▶ [Questions on the material]
**A)** According to the article about jockey Drayden Van Dyke, how many races did he win in the 2017 season?
**B)** Continue the article about jockey Drayden Van Dyke from the point at which it stops.

▶ [Passage for review]

##########

Jockey Van Dyke thriving one year after injury

ARCADIA, Calif. – The middle of February last year was a grim period for jockey Drayden Van Dyke. Weeks earlier, he had broken his arm in a gruesome spill at Santa Anita and had a cast that extended above his elbow.
“I couldn’t sleep,” he recalled this month. “I was in a lot of pain and on a lot of medication. There was a lot of stress.”
Van Dyke was sidelined until late June but managed to salvage the 2017 season, winning 61 races, close to the 69 victories he recorded in both 2015 and 2016. The momentum shows no sign of abating.
Through Thursday, Van Dyke ranked seventh in the jockey standings at the winter-spring meeting at Santa Anita with 15 wins. On Monday, Van Dyke is bound for Hot Springs, Ark., to ride Mourinho in the Grade 3 Southwest Stakes for 3-year-olds at Oaklawn Park. Van Dyke, who finished high school in Hot Springs, has already been to Oaklawn Park once this year, to ride Mourinho to a front-running win in the Smarty Jones Stakes on Jan. 15, the colt’s first stakes win and the jockey’s first win at the track.
Mourinho can further enhance his credentials as a leading Triple Crown prospect on Monday in the $500,000 Southwest Stakes at 1 1/16 miles.
“I’m lucky to be in this spot compared to last year,” Van Dyke said.
Van Dyke, who is 23 and can pass for younger, began riding in 2013 and won the Eclipse Award as the nation’s outstanding apprentice jockey of 2014, the year he won two riding titles at Los Alamitos.
Van Dyke won his first Grade 1 stakes on Ring Weekend in the Frank Kilroe Mile in 2015 and had a solid 2016 season, winning six graded stakes.
In the second half of 2017, as he resumed riding following the arm injury, Van Dyke had the best span of his career, winning 10 graded stakes, including four Grade 1 races – the Cotillion Stakes with It Tiz Well, the Awesome Again Stakes on Mubtaahij, the Los Alamitos Starlet aboard Dream Tree, and the Malibu Stakes on City of Light.
Mubtaahij and Dream Tree are trained by Bob Baffert, with whom Van Dyke has become more closely allied in the last eight months. Van Dyke frequently works horses for Baffert in the mornings, including Mourinho.

##########

[Dataset entries]

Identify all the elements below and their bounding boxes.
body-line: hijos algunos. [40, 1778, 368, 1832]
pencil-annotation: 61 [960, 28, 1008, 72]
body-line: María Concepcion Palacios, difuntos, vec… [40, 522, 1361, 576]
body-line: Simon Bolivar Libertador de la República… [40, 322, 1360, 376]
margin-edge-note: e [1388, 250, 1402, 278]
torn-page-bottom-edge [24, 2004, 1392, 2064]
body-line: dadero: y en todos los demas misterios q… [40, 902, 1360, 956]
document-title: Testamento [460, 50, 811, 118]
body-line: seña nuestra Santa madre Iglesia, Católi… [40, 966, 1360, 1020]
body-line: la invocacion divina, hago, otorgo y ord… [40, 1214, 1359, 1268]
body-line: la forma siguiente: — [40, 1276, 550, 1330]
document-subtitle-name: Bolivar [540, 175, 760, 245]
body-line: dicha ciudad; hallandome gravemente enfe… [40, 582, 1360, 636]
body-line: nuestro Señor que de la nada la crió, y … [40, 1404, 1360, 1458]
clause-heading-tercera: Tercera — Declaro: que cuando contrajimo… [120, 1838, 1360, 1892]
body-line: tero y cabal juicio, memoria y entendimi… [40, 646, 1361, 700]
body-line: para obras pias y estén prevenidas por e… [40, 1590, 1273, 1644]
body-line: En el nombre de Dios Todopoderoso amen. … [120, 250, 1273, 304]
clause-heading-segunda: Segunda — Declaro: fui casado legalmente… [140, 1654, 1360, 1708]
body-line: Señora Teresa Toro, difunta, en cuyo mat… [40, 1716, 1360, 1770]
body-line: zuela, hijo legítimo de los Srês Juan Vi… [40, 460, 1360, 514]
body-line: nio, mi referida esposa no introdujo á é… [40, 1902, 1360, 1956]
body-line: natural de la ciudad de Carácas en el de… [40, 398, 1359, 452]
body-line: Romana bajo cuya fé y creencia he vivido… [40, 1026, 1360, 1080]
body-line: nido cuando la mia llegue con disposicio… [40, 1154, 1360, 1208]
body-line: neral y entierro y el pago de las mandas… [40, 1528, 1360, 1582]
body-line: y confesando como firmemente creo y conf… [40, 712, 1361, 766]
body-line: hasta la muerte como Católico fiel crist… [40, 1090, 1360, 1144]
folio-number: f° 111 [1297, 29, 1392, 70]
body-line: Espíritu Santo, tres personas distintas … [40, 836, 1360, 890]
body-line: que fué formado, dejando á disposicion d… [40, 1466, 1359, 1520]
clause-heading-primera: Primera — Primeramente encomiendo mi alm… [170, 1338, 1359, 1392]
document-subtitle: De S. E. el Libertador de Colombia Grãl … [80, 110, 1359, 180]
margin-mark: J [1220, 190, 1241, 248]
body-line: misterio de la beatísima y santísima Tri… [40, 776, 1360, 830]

##########

▶ [Your responses]
**A)** 61 races.

**B)**
“He’s definitely training better than he was going into the Smarty Jones,” Van Dyke said. “That’s a good thing.
“I’m really happy with his last two works. They won’t give me an easy lead again. If they do, that would be awesome.
“I think he can stalk. He’s a kind horse, not aggressive. I’m confident he likes that track, too.”
Van Dyke credits his agent, Brad Pegram, for helping him get into the Baffert barn. Once there, Van Dyke earned the right to stay, Baffert said.
“He’s learning as we go along,” Baffert said. “The good horses teach you more. He rides with a lot of confidence.”
Early in his career, Van Dyke exercised and rode horses for trainer Tom Proctor. Baffert said working for Proctor gave Van Dyke “a good foundation.”
“He brought him up the right way and made him appreciate how to work with horses,” Baffert said.
Van Dyke rode the 3-year-old filly Dream Tree to a victory in the Grade 2 Las Virgenes Stakes at Santa Anita on Feb. 4. Dream Tree is being pointed to the Kentucky Oaks at Churchill Downs on May 4, and Mourinho may end up in the Kentucky Derby a day later. Van Dyke has never ridden in the Kentucky Derby, but he attended the 2009 Derby, won by Mine That Bird. At the time, Van Dyke was a high school freshman in Louisville.
If Van Dyke makes it to the Derby this year, it will be very gratifying considering the events of the last 13 months.
“It would be a dream come true,” he said. “I want to get that experience if I have a chance.”